Copy every entry exactly as given, minus the images.
## BEGIN
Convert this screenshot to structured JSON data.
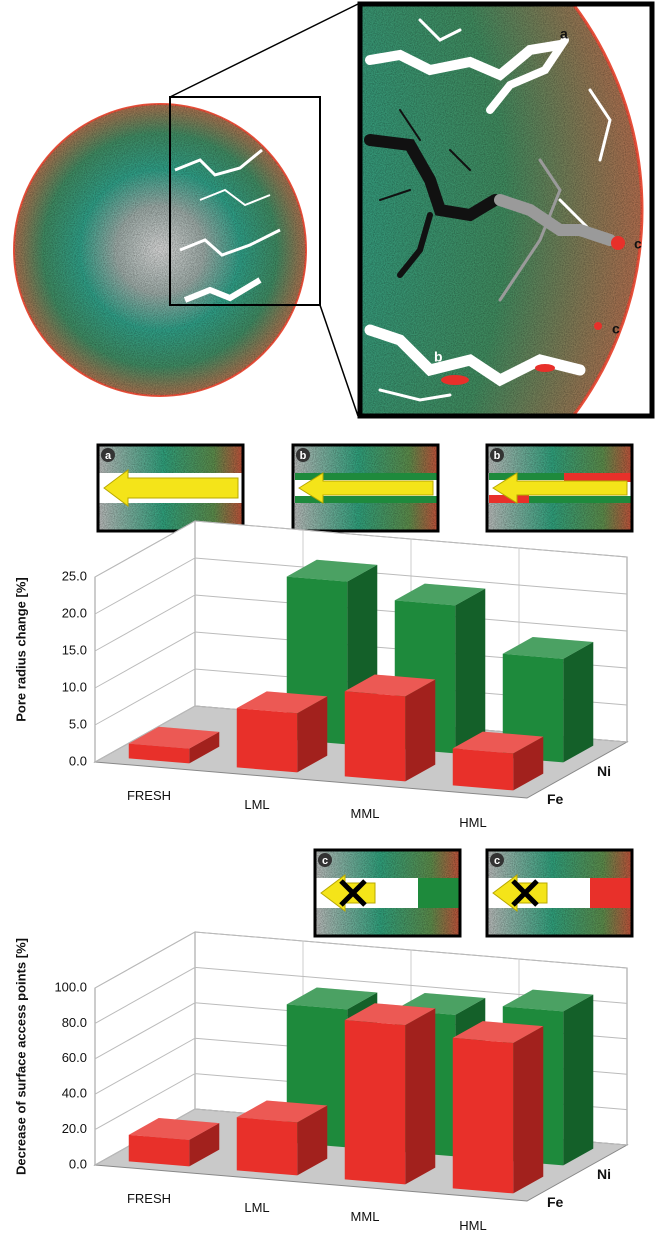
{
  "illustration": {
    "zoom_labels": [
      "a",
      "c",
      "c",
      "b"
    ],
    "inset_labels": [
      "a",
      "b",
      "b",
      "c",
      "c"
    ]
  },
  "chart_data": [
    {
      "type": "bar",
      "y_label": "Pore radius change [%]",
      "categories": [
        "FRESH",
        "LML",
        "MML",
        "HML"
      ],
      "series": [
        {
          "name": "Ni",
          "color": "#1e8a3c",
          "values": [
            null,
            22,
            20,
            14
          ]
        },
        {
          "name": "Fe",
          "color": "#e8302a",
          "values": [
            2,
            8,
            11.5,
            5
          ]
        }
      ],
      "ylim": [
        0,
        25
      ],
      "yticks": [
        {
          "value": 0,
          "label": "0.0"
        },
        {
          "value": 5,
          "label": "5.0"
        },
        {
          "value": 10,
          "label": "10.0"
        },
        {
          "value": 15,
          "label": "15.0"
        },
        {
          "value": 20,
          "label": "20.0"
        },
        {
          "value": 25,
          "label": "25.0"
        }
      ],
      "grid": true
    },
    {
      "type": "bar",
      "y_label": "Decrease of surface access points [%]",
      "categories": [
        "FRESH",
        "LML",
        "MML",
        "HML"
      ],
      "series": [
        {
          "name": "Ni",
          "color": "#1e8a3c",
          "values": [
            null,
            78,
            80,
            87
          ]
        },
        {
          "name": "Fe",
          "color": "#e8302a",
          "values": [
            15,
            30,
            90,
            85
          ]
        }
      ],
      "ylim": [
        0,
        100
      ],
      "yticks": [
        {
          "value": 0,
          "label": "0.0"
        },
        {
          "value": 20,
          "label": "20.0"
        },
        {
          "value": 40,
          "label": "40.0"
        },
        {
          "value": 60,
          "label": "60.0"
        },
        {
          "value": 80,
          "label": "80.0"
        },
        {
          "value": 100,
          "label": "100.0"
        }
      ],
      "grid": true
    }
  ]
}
## END
The solution
Convert this screenshot to structured JSON data.
{
  "illustration": {
    "zoom_labels": [
      "a",
      "c",
      "c",
      "b"
    ],
    "inset_labels": [
      "a",
      "b",
      "b",
      "c",
      "c"
    ]
  },
  "chart_data": [
    {
      "type": "bar",
      "y_label": "Pore radius change [%]",
      "categories": [
        "FRESH",
        "LML",
        "MML",
        "HML"
      ],
      "series": [
        {
          "name": "Ni",
          "color": "#1e8a3c",
          "values": [
            null,
            22,
            20,
            14
          ]
        },
        {
          "name": "Fe",
          "color": "#e8302a",
          "values": [
            2,
            8,
            11.5,
            5
          ]
        }
      ],
      "ylim": [
        0,
        25
      ],
      "yticks": [
        {
          "value": 0,
          "label": "0.0"
        },
        {
          "value": 5,
          "label": "5.0"
        },
        {
          "value": 10,
          "label": "10.0"
        },
        {
          "value": 15,
          "label": "15.0"
        },
        {
          "value": 20,
          "label": "20.0"
        },
        {
          "value": 25,
          "label": "25.0"
        }
      ],
      "grid": true
    },
    {
      "type": "bar",
      "y_label": "Decrease of surface access points [%]",
      "categories": [
        "FRESH",
        "LML",
        "MML",
        "HML"
      ],
      "series": [
        {
          "name": "Ni",
          "color": "#1e8a3c",
          "values": [
            null,
            78,
            80,
            87
          ]
        },
        {
          "name": "Fe",
          "color": "#e8302a",
          "values": [
            15,
            30,
            90,
            85
          ]
        }
      ],
      "ylim": [
        0,
        100
      ],
      "yticks": [
        {
          "value": 0,
          "label": "0.0"
        },
        {
          "value": 20,
          "label": "20.0"
        },
        {
          "value": 40,
          "label": "40.0"
        },
        {
          "value": 60,
          "label": "60.0"
        },
        {
          "value": 80,
          "label": "80.0"
        },
        {
          "value": 100,
          "label": "100.0"
        }
      ],
      "grid": true
    }
  ]
}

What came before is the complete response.